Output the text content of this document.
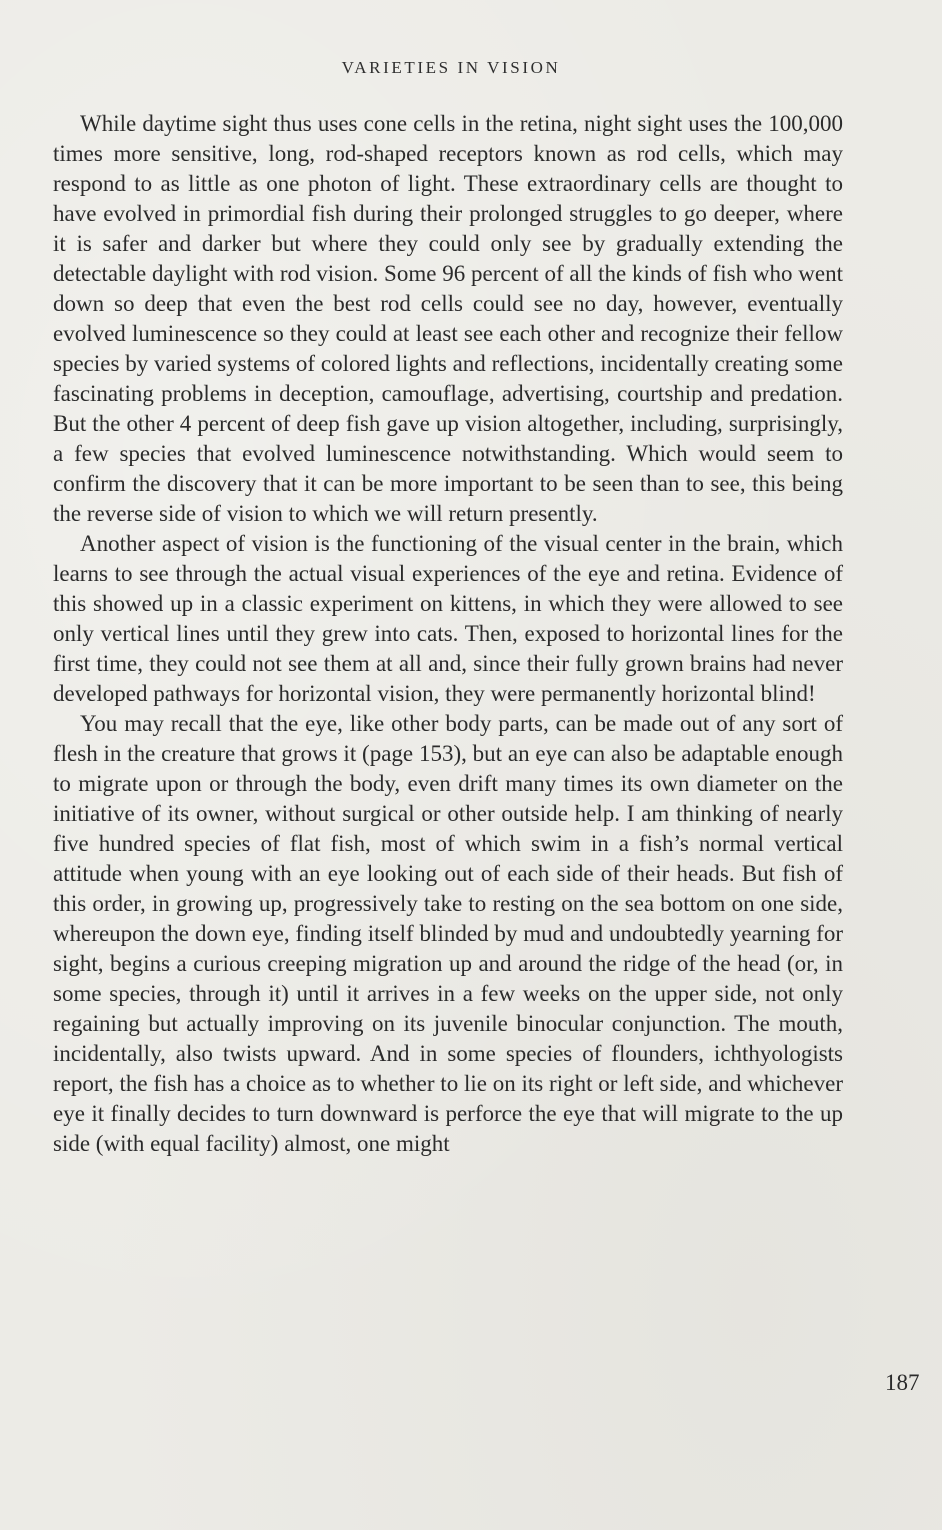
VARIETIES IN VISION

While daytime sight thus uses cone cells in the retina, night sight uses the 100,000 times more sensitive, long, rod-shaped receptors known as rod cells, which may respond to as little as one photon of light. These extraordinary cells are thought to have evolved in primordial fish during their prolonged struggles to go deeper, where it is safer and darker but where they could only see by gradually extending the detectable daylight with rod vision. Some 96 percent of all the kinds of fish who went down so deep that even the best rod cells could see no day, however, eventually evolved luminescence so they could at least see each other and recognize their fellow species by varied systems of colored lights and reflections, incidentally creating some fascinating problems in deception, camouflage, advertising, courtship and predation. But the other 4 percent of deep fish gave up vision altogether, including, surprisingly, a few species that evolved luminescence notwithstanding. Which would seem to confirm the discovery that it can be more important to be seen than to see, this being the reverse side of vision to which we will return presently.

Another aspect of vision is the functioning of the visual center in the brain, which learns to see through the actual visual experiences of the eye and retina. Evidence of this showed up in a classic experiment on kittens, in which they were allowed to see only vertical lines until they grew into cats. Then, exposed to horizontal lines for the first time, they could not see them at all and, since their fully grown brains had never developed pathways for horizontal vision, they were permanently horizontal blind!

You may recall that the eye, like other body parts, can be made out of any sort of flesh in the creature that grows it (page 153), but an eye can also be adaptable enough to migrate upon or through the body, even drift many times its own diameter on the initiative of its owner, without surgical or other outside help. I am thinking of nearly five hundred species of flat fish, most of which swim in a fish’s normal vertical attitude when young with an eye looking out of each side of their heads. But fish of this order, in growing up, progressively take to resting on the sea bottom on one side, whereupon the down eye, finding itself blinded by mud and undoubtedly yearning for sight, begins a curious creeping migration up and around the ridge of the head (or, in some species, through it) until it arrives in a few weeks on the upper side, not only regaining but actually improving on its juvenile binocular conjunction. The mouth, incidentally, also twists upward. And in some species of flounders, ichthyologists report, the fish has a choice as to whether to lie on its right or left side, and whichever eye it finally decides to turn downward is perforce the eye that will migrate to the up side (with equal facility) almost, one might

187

------------------------------

▶ [Your goal] Go through the entries and copy each line holding the string "could".

▶ [Task output]
While daytime sight thus uses cone cells in the retina, night sight uses the 100,000 times more sensitive, long, rod-shaped receptors known as rod cells, which may respond to as little as one photon of light. These extraordinary cells are thought to have evolved in primordial fish during their prolonged struggles to go deeper, where it is safer and darker but where they could only see by gradually extending the detectable daylight with rod vision. Some 96 percent of all the kinds of fish who went down so deep that even the best rod cells could see no day, however, eventually evolved luminescence so they could at least see each other and recognize their fellow species by varied systems of colored lights and reflections, incidentally creating some fascinating problems in deception, camouflage, advertising, courtship and predation. But the other 4 percent of deep fish gave up vision altogether, including, surprisingly, a few species that evolved luminescence notwithstanding. Which would seem to confirm the discovery that it can be more important to be seen than to see, this being the reverse side of vision to which we will return presently.
Another aspect of vision is the functioning of the visual center in the brain, which learns to see through the actual visual experiences of the eye and retina. Evidence of this showed up in a classic experiment on kittens, in which they were allowed to see only vertical lines until they grew into cats. Then, exposed to horizontal lines for the first time, they could not see them at all and, since their fully grown brains had never developed pathways for horizontal vision, they were permanently horizontal blind!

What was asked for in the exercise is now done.